抜粋文:
____________

サステナブルな新素材「ヴィーガンレザー」から紐解く、消費行動の変化と企業に求められるもの

サステナビリティへの配慮が迫られるファッション業界。
サステナブル先進国である欧米はすでに環境への配慮は当然になっており、ファッションブランドでは続々と環境配慮型素材の開発や採用が始まっている。

なかでもここ1年ほど話題に上ることが多いのがレザー、つまり革だ。牛や豚といった動物由来のものから、テクノロジーによって開発された新しい素材へと切り替えるブランドの動きが目立ってきている。
今日はこのレザーの新素材とその採用を進めているブランドを紹介しながら、生活者の変化を見ていきたい。


代表的なレザーの代替素材、マッシュルームレザー

このところ大手ブランドが採用したというニュースで話題なのがマッシュルームレザーだ。マッシュルームとはキノコのこと。つまりキノコの菌から作られたレザー素材である。

代表的なマッシュルームレザーは、サンフランシスコのスタートアップ企業ボルトスレッズ(BOLT THREADS)のマイロ(MYLO)だろう。
マイロは、自然界と似た環境を室内で再現し、おがくずや有機物を与えながら湿度や温度などを調整しながら菌を栽培したのち、加工・染色して製造されている。

このマイロは、スポーツブランド のアディダス、グッチやバレンシアガを擁するケリンググループ、ヨガブランドのルルレモン、そしてファッションブランドのステラ マッカートニーが共同事業者としてパートナーシップを結んでいる。アディダスは2021年4月に人気モデルのシューズにマイロを採用し、ステラ マッカトニーは2022年の春夏コレクションでマイロを使用したブランドのアイコニックなバッグを発表した。


(画像参照: adidas 公式サイト 「 STAN SMITH MYRO™:MADE USING MASHROOMS 」)

マッシュルームレザーを開発している企業は他にもある。
カリフォルニアのスタートアップ企業であるマイコワークス(MycoWorks)は、自社で開発した素材をもとに、クライアントの要望に従って生産を行う。同社は皮革製品のブランドとして象徴的な存在であるエルメスとパートナーシップを結んで素材開発を行い、そのマッシュルームレザーを使って製造したバッグを2021年内に発売するとエルメスが発表している。

またアジア圏では、インドネシア発のマイコテック ラボ(MYCL- Mycotech Lab.)がマイリー(Mylea)という素材を開発。東京発のメンズブランドであるダブレットが採用を予定している。さらにマイコテック ラボは、今後生産拠点を日本に置くと発表した。


自然のエネルギーを活かして生まれる、サボテンレザー

キノコの他に評判の高いレザーは、メキシコのスタートアップ企業Desserto(デザート)の開発したサボテンレザー(カクタスレザー)だ。

サボテンはもともとあまり水を必要せずに大きく育つ植物。この時点ですでにサステナブルである。収穫後にすり潰されたサボテンは、乾燥され粉末にされたのちに革へと姿を変えていく。乾燥させるのも太陽の力で天日干しされるため、無駄なエネルギーを必要としない。

____________

提供資料:
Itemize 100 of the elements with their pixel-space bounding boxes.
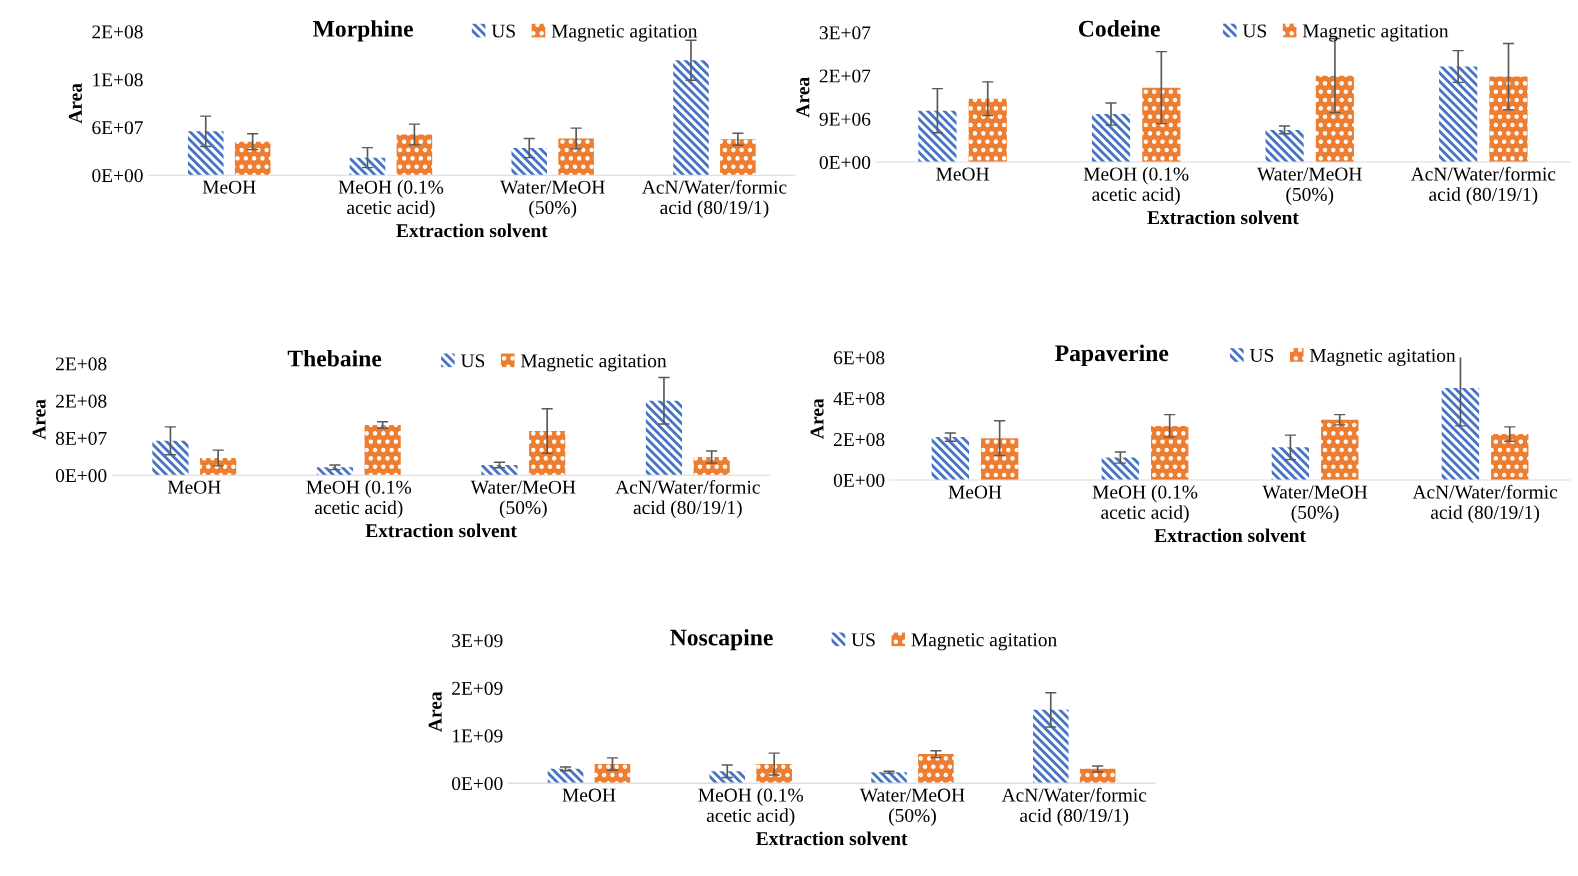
- bar: [234, 141, 271, 176]
- y-axis-title: Area: [32, 399, 46, 440]
- bar: [1489, 76, 1528, 163]
- legend-label: Magnetic agitation: [551, 24, 698, 42]
- y-axis-title: Area: [428, 691, 442, 732]
- legend-label: US: [491, 24, 515, 38]
- x-tick-label: MeOH (0.1% acetic acid): [338, 180, 444, 219]
- y-tick-label: 2E+08: [56, 357, 107, 371]
- legend-label: US: [1249, 348, 1274, 362]
- y-axis-title: Area: [796, 77, 810, 118]
- chart-title: Morphine: [312, 20, 413, 42]
- bar: [709, 771, 746, 784]
- x-tick-label: MeOH: [167, 480, 221, 494]
- legend-label: Magnetic agitation: [911, 633, 1057, 651]
- bar: [918, 110, 957, 163]
- bar: [187, 131, 224, 176]
- bar: [558, 138, 594, 176]
- legend-label: US: [851, 633, 875, 647]
- y-tick-label: 1E+08: [93, 73, 143, 87]
- chart-title: Codeine: [1078, 20, 1160, 37]
- bar: [1491, 434, 1529, 481]
- chart-title: Thebaine: [287, 349, 382, 367]
- x-axis-title: Extraction solvent: [1147, 210, 1299, 225]
- x-tick-label: AcN/Water/formic acid (80/19/1): [1410, 166, 1556, 205]
- x-tick-label: AcN/Water/formic acid (80/19/1): [1001, 787, 1147, 826]
- bar: [1032, 709, 1069, 784]
- x-tick-label: MeOH (0.1% acetic acid): [698, 788, 803, 826]
- bar: [396, 134, 433, 176]
- bar: [1150, 425, 1189, 481]
- bar: [594, 764, 631, 784]
- bar: [1142, 87, 1181, 163]
- x-tick-label: Water/MeOH (50%): [1262, 485, 1368, 523]
- y-tick-label: 0E+00: [92, 169, 143, 183]
- bar: [316, 467, 354, 476]
- bar: [931, 437, 970, 481]
- x-axis-title: Extraction solvent: [756, 831, 908, 846]
- x-tick-label: MeOH: [948, 485, 1002, 499]
- y-tick-label: 2E+08: [833, 432, 885, 447]
- bar: [1439, 66, 1478, 163]
- y-tick-label: 3E+07: [819, 26, 871, 40]
- legend-label: Magnetic agitation: [1309, 348, 1456, 366]
- bar: [918, 754, 954, 784]
- x-tick-label: AcN/Water/formic acid (80/19/1): [641, 179, 787, 219]
- chart-title: Noscapine: [670, 628, 773, 651]
- bar: [1321, 419, 1359, 481]
- bar: [547, 768, 584, 784]
- y-tick-label: 9E+06: [819, 112, 871, 126]
- y-tick-label: 0E+00: [451, 776, 503, 791]
- y-tick-label: 1E+09: [452, 729, 503, 743]
- bar: [693, 457, 730, 476]
- x-tick-label: Water/MeOH (50%): [859, 788, 965, 826]
- y-axis-title: Area: [810, 398, 824, 439]
- y-tick-label: 2E+07: [819, 69, 871, 83]
- bar: [200, 458, 237, 476]
- legend-label: US: [1242, 24, 1267, 38]
- legend-label: Magnetic agitation: [1302, 24, 1449, 42]
- bar: [645, 400, 683, 476]
- y-tick-label: 8E+07: [55, 431, 107, 445]
- bar: [529, 431, 566, 476]
- y-tick-label: 0E+00: [833, 473, 885, 487]
- bar: [720, 139, 756, 176]
- bar: [1315, 75, 1354, 163]
- bar: [152, 440, 189, 476]
- y-tick-label: 6E+08: [833, 351, 885, 365]
- bar: [980, 438, 1019, 481]
- bar: [349, 157, 386, 176]
- x-axis-title: Extraction solvent: [396, 223, 548, 238]
- bar: [871, 772, 907, 784]
- bar: [1079, 768, 1116, 784]
- y-tick-label: 2E+08: [92, 25, 143, 39]
- bar: [511, 148, 548, 176]
- bar: [756, 764, 792, 784]
- x-tick-label: MeOH (0.1% acetic acid): [306, 480, 412, 519]
- bar: [364, 424, 401, 476]
- x-tick-label: MeOH (0.1% acetic acid): [1083, 166, 1189, 205]
- x-tick-label: AcN/Water/formic acid (80/19/1): [1412, 484, 1558, 523]
- y-axis-title: Area: [68, 83, 82, 124]
- x-axis-title: Extraction solvent: [1154, 528, 1306, 543]
- y-tick-label: 0E+00: [819, 155, 871, 169]
- x-tick-label: MeOH: [936, 167, 990, 181]
- legend-label: Magnetic agitation: [520, 354, 667, 372]
- bar: [673, 60, 709, 176]
- x-tick-label: AcN/Water/formic acid (80/19/1): [615, 479, 760, 519]
- bar: [1265, 129, 1304, 163]
- y-tick-label: 3E+09: [452, 634, 503, 648]
- x-tick-label: MeOH: [562, 788, 616, 802]
- y-tick-label: 0E+00: [55, 469, 107, 483]
- y-tick-label: 6E+07: [92, 121, 143, 135]
- y-tick-label: 2E+08: [56, 394, 107, 408]
- x-tick-label: Water/MeOH (50%): [500, 180, 605, 219]
- bar: [968, 98, 1007, 163]
- x-tick-label: MeOH (0.1% acetic acid): [1092, 484, 1198, 523]
- legend-label: US: [460, 354, 485, 368]
- x-axis-title: Extraction solvent: [365, 523, 517, 538]
- x-tick-label: Water/MeOH (50%): [470, 480, 576, 519]
- x-tick-label: Water/MeOH (50%): [1257, 167, 1362, 205]
- bar: [1441, 388, 1480, 481]
- bar: [1271, 447, 1310, 481]
- bar: [481, 464, 518, 476]
- chart-title: Papaverine: [1055, 344, 1169, 366]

____________

課題文: 抜粋文の「カリフォルニアのスタートアッ」から「なエネルギーを必要としない。」までを、「天日干し」を「自然乾燥」に入れ替えて書き出してください。 行のデータは抜粋文とは別の資料です。

解答例:
カリフォルニアのスタートアップ企業であるマイコワークス(MycoWorks)は、自社で開発した素材をもとに、クライアントの要望に従って生産を行う。同社は皮革製品のブランドとして象徴的な存在であるエルメスとパートナーシップを結んで素材開発を行い、そのマッシュルームレザーを使って製造したバッグを2021年内に発売するとエルメスが発表している。

またアジア圏では、インドネシア発のマイコテック ラボ(MYCL- Mycotech Lab.)がマイリー(Mylea)という素材を開発。東京発のメンズブランドであるダブレットが採用を予定している。さらにマイコテック ラボは、今後生産拠点を日本に置くと発表した。


自然のエネルギーを活かして生まれる、サボテンレザー

キノコの他に評判の高いレザーは、メキシコのスタートアップ企業Desserto(デザート)の開発したサボテンレザー(カクタスレザー)だ。

サボテンはもともとあまり水を必要せずに大きく育つ植物。この時点ですでにサステナブルである。収穫後にすり潰されたサボテンは、乾燥され粉末にされたのちに革へと姿を変えていく。乾燥させるのも太陽の力で自然乾燥されるため、無駄なエネルギーを必要としない。